Revise the passage on the 1992 U.S. House elections in Texas: rewrite it starting with "These elections occurred" and going on through "He ran for re-election.", putting "Sitting" wherever "Incumbent" appears.

(EXTRACT)
┄┄┄┄┄┄

The 1992 United States House of Representatives elections in Texas occurred on November 8, 1992, to elect the members of the state of Texas's delegation to the United States House of Representatives. Texas had thirty seats in the House, apportioned according to the 1990 United States Census. 

Intraparty conflict embroiled the Texas Democratic Party, who had gained complete control of Texas' government following Ann Richards' victory in the 1990 gubernatorial election. State Senator Eddie Bernice Johnson chaired the redistricting subcommittee and drew maps with the intention of creating minority-majority districts in Dallas for herself to run in. This drew the ire of representatives Martin Frost and John Wiley Bryant, whose districts would become considerably more White and Republican-leaning as a result. A majority-Hispanic district was also created in Houston alongside District 18, a majority-Black district. The Texas Legislature sided with Johnson's plan and adopted new congressional districts during a special session in 1991.

These elections occurred simultaneously with the United States Senate elections of 1992, the United States House elections in other states, the presidential election, and various state and local elections. As of 2020, this is the last time the Democratic Party won the popular vote in Texas's U.S. House races, though Democrats would continue to hold a majority of House seats until 2004.

Overview

Congressional Districts

District 1 
Incumbent Democrat Jim Chapman ran for re-election unopposed.

District 2 
Incumbent Democrat Charlie Wilson ran for re-election.

District 3 
Incumbent Republican Steve Bartlett resigned in 1991 after he was elected Mayor of Dallas. This prompted a special election to be held, which fellow Republican Sam Johnson won in a runoff. He ran for re-election.

District 4 
Incumbent Democrat Ralph Hall ran for re-election.

District 5 
Incumbent Democrat John Wiley Bryant ran for re-election.

District 6 
Incumbent Republican Joe Barton ran for re-election.

District 7 
Incumbent Republican Bill Archer ran for re-election unopposed.

District 8 
Incumbent Republican Jack Fields ran for re-election.

District 9 
Incumbent Democrat Jack Brooks ran for re-election.

District 10 
Incumbent Democrat J. J. Pickle ran for re-election.

District 11 
Incumbent Democrat Chet Edwards ran for re-election.

┄┄┄┄┄┄

[Spatial annotation records]
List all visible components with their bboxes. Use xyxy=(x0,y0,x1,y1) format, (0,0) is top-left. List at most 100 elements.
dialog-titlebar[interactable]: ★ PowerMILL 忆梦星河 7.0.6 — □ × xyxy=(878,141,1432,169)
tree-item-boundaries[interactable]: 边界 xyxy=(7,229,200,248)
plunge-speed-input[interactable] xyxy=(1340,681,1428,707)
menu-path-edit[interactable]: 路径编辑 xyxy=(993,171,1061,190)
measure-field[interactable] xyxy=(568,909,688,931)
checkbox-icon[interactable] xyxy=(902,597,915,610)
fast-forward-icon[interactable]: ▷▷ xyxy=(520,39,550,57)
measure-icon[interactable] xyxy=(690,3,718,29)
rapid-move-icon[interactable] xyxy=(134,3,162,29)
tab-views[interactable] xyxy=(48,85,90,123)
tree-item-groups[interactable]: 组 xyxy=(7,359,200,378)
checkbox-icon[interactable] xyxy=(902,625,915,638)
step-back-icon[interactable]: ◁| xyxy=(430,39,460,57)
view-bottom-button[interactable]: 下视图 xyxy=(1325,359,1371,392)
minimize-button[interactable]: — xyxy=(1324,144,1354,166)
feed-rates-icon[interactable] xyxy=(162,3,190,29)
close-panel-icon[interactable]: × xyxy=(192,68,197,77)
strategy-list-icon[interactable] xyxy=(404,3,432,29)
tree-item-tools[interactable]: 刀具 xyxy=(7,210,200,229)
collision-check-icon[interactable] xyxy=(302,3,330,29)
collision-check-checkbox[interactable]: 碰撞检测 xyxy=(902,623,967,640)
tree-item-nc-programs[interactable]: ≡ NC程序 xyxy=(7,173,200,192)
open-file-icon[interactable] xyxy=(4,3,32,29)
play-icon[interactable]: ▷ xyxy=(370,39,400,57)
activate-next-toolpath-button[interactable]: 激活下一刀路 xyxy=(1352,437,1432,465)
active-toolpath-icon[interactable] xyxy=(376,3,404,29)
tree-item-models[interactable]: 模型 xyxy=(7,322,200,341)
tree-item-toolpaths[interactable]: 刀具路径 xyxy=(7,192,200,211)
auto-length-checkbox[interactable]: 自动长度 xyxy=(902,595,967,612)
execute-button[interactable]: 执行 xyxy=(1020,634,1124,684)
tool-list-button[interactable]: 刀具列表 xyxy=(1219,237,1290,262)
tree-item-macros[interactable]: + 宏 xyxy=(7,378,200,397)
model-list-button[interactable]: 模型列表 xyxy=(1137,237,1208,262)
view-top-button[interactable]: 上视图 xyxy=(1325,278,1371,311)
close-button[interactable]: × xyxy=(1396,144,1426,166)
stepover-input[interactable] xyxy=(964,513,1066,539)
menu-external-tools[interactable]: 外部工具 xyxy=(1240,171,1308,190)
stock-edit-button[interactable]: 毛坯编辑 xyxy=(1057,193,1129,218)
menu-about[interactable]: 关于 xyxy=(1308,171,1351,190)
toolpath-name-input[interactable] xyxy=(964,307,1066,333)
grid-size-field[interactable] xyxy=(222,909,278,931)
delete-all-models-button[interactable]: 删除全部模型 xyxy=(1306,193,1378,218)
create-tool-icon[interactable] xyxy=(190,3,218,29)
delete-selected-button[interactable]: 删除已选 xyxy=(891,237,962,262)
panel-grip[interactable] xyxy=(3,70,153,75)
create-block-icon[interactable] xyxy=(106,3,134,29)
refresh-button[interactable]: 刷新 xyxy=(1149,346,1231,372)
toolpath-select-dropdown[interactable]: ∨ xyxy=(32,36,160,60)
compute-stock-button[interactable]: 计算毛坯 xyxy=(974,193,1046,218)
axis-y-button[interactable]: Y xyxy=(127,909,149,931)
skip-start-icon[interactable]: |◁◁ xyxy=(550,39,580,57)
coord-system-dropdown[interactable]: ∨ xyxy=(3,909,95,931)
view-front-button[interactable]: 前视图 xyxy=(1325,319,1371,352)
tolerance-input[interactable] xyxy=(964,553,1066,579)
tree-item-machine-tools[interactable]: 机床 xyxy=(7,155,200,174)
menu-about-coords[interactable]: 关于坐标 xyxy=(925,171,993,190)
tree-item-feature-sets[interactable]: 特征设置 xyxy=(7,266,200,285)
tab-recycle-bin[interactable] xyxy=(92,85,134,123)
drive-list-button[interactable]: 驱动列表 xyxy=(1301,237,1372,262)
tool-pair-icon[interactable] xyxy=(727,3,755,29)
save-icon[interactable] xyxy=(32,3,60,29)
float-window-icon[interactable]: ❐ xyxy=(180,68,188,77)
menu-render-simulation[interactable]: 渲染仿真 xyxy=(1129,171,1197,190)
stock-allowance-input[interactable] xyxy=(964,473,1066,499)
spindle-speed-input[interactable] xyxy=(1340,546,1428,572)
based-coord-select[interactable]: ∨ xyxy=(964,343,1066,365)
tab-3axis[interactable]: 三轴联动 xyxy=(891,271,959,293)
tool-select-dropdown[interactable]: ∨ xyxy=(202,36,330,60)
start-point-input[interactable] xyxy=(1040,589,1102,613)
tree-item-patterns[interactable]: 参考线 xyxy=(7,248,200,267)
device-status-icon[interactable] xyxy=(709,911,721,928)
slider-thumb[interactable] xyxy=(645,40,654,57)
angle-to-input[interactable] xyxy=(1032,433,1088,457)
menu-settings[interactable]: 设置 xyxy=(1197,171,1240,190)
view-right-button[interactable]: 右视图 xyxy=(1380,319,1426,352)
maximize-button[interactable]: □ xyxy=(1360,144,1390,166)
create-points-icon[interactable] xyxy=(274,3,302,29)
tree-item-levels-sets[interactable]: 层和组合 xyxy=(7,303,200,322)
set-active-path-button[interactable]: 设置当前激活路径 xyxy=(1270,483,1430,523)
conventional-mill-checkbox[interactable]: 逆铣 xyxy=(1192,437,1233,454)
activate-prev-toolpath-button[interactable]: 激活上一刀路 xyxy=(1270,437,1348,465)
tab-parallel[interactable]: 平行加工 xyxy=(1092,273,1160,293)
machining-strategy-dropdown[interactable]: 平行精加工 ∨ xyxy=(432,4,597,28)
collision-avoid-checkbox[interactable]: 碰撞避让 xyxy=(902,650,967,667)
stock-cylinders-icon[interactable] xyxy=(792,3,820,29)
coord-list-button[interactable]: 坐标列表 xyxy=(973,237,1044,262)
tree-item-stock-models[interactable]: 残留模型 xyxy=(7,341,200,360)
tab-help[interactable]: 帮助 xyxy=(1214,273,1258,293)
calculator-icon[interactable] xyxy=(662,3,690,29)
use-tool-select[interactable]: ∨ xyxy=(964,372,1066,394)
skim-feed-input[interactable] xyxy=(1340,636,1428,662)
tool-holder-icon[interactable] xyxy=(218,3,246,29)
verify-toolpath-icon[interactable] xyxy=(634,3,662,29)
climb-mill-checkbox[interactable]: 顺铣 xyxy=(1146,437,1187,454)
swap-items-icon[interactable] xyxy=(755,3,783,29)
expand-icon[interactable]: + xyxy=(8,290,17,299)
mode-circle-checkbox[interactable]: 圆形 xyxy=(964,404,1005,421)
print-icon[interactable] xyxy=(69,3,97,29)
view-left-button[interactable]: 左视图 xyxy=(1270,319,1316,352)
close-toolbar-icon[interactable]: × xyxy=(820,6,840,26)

┄┄┄┄┄┄

(CORRECT ANSWER)
These elections occurred simultaneously with the United States Senate elections of 1992, the United States House elections in other states, the presidential election, and various state and local elections. As of 2020, this is the last time the Democratic Party won the popular vote in Texas's U.S. House races, though Democrats would continue to hold a majority of House seats until 2004.

Overview

Congressional Districts

District 1 
Sitting Democrat Jim Chapman ran for re-election unopposed.

District 2 
Sitting Democrat Charlie Wilson ran for re-election.

District 3 
Sitting Republican Steve Bartlett resigned in 1991 after he was elected Mayor of Dallas. This prompted a special election to be held, which fellow Republican Sam Johnson won in a runoff. He ran for re-election.